→ **TASK GOAL**
Return each line of the material verbatim.

→ **MATERIAL FOR THIS EXERCISE**
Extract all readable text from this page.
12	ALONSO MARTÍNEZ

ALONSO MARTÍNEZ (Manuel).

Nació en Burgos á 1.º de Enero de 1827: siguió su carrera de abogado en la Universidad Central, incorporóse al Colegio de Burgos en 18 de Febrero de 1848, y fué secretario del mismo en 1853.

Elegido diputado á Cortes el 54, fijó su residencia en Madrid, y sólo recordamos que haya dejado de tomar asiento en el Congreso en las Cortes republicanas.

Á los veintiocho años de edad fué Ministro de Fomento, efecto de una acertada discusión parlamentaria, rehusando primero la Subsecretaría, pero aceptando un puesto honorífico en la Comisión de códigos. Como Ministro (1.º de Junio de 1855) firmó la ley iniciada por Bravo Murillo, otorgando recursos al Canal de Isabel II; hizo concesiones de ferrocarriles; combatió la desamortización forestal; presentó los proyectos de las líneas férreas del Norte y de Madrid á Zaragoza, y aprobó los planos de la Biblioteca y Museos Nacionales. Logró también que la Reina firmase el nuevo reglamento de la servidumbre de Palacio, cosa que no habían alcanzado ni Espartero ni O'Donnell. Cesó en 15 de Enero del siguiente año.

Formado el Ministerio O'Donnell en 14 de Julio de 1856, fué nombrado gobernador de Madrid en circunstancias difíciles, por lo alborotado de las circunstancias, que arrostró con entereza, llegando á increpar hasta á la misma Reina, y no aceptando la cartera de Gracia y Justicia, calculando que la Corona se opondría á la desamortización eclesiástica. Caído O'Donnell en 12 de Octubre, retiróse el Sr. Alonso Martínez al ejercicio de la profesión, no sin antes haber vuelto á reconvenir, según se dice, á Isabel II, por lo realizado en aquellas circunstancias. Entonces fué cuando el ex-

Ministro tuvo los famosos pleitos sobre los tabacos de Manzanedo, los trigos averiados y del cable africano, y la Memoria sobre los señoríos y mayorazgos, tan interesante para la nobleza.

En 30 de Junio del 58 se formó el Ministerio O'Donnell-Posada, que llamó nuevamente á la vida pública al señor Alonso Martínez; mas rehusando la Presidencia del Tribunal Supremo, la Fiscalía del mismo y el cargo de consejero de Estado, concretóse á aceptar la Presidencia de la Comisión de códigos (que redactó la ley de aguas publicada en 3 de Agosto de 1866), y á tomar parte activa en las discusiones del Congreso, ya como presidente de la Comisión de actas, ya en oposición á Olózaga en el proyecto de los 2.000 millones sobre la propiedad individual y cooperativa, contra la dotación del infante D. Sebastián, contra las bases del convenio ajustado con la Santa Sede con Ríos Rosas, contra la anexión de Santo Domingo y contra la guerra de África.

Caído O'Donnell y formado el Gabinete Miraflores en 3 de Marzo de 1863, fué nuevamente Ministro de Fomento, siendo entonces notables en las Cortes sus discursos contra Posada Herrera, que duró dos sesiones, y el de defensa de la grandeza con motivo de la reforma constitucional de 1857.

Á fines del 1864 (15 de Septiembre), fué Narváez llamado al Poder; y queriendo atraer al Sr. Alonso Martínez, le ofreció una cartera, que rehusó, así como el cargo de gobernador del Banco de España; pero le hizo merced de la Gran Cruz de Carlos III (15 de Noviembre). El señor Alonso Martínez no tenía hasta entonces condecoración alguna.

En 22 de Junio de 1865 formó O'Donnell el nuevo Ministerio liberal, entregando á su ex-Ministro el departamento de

→ **ANSWER BELOW**
Extract all readable text from this page.
12	ALONSO MARTÍNEZ

ALONSO MARTÍNEZ (Manuel).

Nació en Burgos á 1.º de Enero de 1827: siguió su carrera de abogado en la Universidad Central, incorporóse al Colegio de Burgos en 18 de Febrero de 1848, y fué secretario del mismo en 1853.

Elegido diputado á Cortes el 54, fijó su residencia en Madrid, y sólo recordamos que haya dejado de tomar asiento en el Congreso en las Cortes republicanas.

Á los veintiocho años de edad fué Ministro de Fomento, efecto de una acertada discusión parlamentaria, rehusando primero la Subsecretaría, pero aceptando un puesto honorífico en la Comisión de códigos. Como Ministro (1.º de Junio de 1855) firmó la ley iniciada por Bravo Murillo, otorgando recursos al Canal de Isabel II; hizo concesiones de ferrocarriles; combatió la desamortización forestal; presentó los proyectos de las líneas férreas del Norte y de Madrid á Zaragoza, y aprobó los planos de la Biblioteca y Museos Nacionales. Logró también que la Reina firmase el nuevo reglamento de la servidumbre de Palacio, cosa que no habían alcanzado ni Espartero ni O'Donnell. Cesó en 15 de Enero del siguiente año.

Formado el Ministerio O'Donnell en 14 de Julio de 1856, fué nombrado gobernador de Madrid en circunstancias difíciles, por lo alborotado de las circunstancias, que arrostró con entereza, llegando á increpar hasta á la misma Reina, y no aceptando la cartera de Gracia y Justicia, calculando que la Corona se opondría á la desamortización eclesiástica. Caído O'Donnell en 12 de Octubre, retiróse el Sr. Alonso Martínez al ejercicio de la profesión, no sin antes haber vuelto á reconvenir, según se dice, á Isabel II, por lo realizado en aquellas circunstancias. Entonces fué cuando el ex-

Ministro tuvo los famosos pleitos sobre los tabacos de Manzanedo, los trigos averiados y del cable africano, y la Memoria sobre los señoríos y mayorazgos, tan interesante para la nobleza.

En 30 de Junio del 58 se formó el Ministerio O'Donnell-Posada, que llamó nuevamente á la vida pública al señor Alonso Martínez; mas rehusando la Presidencia del Tribunal Supremo, la Fiscalía del mismo y el cargo de consejero de Estado, concretóse á aceptar la Presidencia de la Comisión de códigos (que redactó la ley de aguas publicada en 3 de Agosto de 1866), y á tomar parte activa en las discusiones del Congreso, ya como presidente de la Comisión de actas, ya en oposición á Olózaga en el proyecto de los 2.000 millones sobre la propiedad individual y cooperativa, contra la dotación del infante D. Sebastián, contra las bases del convenio ajustado con la Santa Sede con Ríos Rosas, contra la anexión de Santo Domingo y contra la guerra de África.

Caído O'Donnell y formado el Gabinete Miraflores en 3 de Marzo de 1863, fué nuevamente Ministro de Fomento, siendo entonces notables en las Cortes sus discursos contra Posada Herrera, que duró dos sesiones, y el de defensa de la grandeza con motivo de la reforma constitucional de 1857.

Á fines del 1864 (15 de Septiembre), fué Narváez llamado al Poder; y queriendo atraer al Sr. Alonso Martínez, le ofreció una cartera, que rehusó, así como el cargo de gobernador del Banco de España; pero le hizo merced de la Gran Cruz de Carlos III (15 de Noviembre). El señor Alonso Martínez no tenía hasta entonces condecoración alguna.

En 22 de Junio de 1865 formó O'Donnell el nuevo Ministerio liberal, entregando á su ex-Ministro el departamento de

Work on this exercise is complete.